Could he have gone a different direction with his captain’s picks? Was there too much of a gap between the season-ending Tour Championship and the Ryder Cup (more than a month)? Was there something, anything, that he could have done to change the outcome?

“I’ve got a lot of 20/20 hindsight things that I certainly think about. Arguably, some regrets,” Johnson conceded this week at the RSM Classic. “But I think something of that magnitude, win or lose, you’re going to have that, that’s sports. And I think that’s when you care, you’re passionate about something, you’re going to have those natural feelings.”

Johnson is hardly alone in his reflection. Captains will always succumb to hindsight and second-guessing, but what is surprising is how captains, particularly those who have lost, process every decision.

Consider the 2012 Ryder Cup, a historic collapse by the U.S. team that is remembered in many circles as the Meltdown at Medinah after the American team took a 10-6 lead into the final day only to be stunned on Sunday in a 14 ½-13 ½ loss. Critics universally point to American captain Davis Love III’s singles lineup as a catalyst for failure but in the years since that defeat, Love always goes back to the simplest decision that cost the U.S. team.

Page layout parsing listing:
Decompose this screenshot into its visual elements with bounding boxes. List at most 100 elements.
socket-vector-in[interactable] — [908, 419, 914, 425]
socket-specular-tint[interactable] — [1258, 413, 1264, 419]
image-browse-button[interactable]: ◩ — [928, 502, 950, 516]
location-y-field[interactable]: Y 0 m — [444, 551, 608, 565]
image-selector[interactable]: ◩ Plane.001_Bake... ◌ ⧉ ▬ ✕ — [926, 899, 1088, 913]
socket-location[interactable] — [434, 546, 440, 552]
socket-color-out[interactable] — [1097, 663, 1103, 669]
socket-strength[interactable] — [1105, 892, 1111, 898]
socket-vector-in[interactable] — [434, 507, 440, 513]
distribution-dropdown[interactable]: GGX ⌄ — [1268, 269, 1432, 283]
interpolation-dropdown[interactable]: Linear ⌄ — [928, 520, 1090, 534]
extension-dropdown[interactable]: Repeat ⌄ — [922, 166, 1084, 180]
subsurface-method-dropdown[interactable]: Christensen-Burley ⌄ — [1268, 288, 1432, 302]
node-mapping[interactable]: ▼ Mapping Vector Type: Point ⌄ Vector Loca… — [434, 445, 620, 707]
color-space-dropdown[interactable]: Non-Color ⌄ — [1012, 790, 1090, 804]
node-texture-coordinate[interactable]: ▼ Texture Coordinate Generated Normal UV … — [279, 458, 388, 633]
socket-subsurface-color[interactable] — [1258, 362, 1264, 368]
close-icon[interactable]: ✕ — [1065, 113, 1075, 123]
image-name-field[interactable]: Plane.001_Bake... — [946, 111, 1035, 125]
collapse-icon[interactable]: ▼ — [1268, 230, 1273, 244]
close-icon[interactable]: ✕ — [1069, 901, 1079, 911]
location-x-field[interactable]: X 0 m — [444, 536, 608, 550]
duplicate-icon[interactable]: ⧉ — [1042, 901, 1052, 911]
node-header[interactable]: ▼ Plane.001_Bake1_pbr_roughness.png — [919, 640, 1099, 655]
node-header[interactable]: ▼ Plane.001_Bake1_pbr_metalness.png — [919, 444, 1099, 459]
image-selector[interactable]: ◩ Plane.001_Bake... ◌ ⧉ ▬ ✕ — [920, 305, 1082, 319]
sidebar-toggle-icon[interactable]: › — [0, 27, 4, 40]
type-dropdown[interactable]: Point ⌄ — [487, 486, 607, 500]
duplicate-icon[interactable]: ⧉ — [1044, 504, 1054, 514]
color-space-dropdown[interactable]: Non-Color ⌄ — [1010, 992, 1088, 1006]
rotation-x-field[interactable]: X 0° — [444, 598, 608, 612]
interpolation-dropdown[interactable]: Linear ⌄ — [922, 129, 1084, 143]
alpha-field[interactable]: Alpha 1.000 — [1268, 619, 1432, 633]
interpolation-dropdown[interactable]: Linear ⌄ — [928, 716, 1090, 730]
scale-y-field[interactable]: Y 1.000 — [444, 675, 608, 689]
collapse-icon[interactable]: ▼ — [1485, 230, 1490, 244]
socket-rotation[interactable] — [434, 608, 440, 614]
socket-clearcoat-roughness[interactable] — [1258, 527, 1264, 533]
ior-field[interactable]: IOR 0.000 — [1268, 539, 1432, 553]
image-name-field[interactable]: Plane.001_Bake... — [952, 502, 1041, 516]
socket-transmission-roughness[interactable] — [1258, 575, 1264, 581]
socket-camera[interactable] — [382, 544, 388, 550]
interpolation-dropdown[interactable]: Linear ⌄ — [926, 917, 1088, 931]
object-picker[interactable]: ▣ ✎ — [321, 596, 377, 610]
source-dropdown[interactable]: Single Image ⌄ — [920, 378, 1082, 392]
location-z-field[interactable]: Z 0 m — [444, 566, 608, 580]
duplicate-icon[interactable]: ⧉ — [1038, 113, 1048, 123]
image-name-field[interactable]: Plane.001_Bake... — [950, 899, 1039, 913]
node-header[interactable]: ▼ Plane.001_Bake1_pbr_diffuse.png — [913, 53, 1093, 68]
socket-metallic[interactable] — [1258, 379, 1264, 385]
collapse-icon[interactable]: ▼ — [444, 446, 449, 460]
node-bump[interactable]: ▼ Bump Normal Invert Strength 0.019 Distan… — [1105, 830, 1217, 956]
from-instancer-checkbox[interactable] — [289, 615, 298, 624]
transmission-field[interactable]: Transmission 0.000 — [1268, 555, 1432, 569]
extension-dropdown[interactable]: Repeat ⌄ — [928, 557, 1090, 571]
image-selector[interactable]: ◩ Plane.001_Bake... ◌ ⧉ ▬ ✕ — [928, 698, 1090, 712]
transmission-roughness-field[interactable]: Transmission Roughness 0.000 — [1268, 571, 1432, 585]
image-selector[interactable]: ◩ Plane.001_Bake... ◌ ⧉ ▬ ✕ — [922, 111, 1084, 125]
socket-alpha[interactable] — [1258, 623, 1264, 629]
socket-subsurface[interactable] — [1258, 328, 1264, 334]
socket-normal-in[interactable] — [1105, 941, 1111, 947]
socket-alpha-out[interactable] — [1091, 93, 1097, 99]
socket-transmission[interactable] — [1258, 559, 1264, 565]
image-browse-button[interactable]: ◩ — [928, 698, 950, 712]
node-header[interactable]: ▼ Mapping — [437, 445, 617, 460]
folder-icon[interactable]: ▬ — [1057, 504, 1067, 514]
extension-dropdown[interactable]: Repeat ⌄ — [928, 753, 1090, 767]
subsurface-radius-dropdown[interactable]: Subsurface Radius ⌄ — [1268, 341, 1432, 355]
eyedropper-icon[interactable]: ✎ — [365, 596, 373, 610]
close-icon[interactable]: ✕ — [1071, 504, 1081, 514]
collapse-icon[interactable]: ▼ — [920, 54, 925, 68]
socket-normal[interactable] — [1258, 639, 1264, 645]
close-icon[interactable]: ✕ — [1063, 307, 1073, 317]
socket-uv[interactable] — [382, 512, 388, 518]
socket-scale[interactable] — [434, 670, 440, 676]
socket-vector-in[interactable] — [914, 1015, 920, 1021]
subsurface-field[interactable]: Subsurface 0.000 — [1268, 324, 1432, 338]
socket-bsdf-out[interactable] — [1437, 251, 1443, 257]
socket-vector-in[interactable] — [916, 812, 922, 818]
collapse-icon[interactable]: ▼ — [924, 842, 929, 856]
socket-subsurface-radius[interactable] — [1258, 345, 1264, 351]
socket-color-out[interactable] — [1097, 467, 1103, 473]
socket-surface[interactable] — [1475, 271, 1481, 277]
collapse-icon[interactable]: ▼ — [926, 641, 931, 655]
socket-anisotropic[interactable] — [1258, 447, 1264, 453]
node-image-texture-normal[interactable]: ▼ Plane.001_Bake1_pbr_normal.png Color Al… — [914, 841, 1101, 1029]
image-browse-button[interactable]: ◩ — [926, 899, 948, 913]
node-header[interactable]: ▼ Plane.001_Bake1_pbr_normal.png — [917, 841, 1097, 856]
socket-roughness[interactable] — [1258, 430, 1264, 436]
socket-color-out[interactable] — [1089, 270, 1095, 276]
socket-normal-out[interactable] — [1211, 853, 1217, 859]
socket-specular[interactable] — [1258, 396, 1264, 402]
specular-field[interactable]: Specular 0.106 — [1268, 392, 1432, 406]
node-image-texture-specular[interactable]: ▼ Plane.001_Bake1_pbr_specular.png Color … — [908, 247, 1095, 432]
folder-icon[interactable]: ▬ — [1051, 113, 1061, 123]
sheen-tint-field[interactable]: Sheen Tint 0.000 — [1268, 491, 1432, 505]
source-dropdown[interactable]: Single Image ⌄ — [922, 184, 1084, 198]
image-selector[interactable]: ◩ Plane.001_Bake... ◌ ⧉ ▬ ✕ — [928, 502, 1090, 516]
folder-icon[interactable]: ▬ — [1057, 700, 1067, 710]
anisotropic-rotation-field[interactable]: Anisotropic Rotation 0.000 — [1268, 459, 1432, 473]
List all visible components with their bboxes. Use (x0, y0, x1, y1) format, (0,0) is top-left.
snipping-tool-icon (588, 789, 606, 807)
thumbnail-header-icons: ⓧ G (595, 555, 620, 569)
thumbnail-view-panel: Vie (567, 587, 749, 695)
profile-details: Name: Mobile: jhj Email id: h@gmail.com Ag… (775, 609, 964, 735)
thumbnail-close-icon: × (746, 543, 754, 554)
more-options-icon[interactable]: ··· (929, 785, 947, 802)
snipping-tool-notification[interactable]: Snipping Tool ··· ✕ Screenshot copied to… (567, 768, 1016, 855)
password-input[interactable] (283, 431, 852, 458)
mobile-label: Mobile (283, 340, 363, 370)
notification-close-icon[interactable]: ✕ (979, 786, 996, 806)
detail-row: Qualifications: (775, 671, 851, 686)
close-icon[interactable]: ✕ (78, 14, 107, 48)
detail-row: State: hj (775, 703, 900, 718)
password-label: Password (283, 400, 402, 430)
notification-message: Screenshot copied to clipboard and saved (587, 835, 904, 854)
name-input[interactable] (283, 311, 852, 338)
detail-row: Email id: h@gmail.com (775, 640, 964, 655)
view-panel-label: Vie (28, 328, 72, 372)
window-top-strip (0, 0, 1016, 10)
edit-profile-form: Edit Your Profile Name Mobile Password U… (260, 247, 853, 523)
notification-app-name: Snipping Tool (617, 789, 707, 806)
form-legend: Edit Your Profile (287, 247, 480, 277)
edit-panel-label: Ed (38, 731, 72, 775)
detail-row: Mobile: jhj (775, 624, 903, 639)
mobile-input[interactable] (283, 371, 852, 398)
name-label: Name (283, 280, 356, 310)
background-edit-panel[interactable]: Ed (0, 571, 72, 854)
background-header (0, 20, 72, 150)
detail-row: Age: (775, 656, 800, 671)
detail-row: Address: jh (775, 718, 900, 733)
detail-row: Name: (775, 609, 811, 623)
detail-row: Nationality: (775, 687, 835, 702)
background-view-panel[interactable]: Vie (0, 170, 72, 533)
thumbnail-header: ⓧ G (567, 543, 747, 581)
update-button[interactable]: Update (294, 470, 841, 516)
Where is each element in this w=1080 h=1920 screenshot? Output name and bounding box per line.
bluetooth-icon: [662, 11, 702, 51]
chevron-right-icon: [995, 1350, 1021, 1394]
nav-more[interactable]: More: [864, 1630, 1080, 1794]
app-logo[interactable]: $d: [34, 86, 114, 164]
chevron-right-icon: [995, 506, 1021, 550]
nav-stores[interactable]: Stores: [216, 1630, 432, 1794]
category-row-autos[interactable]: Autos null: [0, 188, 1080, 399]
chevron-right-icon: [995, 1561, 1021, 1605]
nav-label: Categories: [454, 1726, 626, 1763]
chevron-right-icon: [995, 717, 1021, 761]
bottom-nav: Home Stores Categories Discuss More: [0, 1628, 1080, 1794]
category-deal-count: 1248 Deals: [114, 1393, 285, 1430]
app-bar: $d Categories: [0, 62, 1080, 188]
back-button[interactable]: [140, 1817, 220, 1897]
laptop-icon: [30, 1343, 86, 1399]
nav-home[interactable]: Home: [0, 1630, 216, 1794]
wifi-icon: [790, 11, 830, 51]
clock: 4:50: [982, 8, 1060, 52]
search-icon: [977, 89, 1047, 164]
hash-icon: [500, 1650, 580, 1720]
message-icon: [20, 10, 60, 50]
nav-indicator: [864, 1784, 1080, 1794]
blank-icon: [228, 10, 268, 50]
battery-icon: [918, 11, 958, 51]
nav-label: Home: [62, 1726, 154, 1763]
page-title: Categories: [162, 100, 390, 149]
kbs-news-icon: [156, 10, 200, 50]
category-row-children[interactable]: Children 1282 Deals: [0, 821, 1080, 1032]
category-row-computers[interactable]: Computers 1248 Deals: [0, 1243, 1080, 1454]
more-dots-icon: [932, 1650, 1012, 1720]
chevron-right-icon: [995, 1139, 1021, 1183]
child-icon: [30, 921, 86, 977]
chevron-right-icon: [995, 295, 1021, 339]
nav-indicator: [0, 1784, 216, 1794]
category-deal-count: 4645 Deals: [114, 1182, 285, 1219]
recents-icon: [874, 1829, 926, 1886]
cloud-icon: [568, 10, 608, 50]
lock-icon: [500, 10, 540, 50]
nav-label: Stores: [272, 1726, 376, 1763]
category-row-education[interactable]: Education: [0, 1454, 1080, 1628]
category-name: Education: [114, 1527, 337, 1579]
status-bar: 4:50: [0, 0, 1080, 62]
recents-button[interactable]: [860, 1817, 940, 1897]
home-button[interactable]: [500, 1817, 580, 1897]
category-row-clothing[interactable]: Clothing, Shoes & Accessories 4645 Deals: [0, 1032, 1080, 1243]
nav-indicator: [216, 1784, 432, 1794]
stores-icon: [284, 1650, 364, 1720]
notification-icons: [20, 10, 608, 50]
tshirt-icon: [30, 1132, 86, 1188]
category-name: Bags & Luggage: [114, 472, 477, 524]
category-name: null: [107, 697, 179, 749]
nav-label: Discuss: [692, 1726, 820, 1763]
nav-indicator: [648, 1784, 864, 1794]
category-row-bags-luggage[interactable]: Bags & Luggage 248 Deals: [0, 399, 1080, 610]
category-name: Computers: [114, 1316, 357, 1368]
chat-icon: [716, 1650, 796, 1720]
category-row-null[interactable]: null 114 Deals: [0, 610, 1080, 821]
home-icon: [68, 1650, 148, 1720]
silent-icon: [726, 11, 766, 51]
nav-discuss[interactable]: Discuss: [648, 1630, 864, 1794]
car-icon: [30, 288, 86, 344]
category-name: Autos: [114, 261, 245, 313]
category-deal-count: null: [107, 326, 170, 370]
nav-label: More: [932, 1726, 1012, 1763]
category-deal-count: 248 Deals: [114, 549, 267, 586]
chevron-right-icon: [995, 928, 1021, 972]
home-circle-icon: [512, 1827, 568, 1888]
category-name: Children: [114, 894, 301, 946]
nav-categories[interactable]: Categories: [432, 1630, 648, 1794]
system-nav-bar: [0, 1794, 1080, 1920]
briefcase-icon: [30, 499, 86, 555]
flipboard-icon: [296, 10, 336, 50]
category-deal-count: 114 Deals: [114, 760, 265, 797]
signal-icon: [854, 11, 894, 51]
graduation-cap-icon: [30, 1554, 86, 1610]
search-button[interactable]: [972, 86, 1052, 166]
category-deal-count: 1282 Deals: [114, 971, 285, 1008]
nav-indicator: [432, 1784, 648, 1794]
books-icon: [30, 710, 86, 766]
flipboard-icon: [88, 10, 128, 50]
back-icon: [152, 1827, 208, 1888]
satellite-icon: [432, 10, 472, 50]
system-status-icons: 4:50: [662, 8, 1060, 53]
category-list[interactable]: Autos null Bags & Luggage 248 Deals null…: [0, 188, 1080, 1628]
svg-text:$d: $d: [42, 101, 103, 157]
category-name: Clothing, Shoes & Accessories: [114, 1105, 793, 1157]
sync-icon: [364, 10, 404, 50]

▶ Problem statement: From the Ryder Cup text, reproduce word for word the stretch from "Consider the 2012" through "the U.S. team.".

▶ Written response:
Consider the 2012 Ryder Cup, a historic collapse by the U.S. team that is remembered in many circles as the Meltdown at Medinah after the American team took a 10-6 lead into the final day only to be stunned on Sunday in a 14 ½-13 ½ loss. Critics universally point to American captain Davis Love III’s singles lineup as a catalyst for failure but in the years since that defeat, Love always goes back to the simplest decision that cost the U.S. team.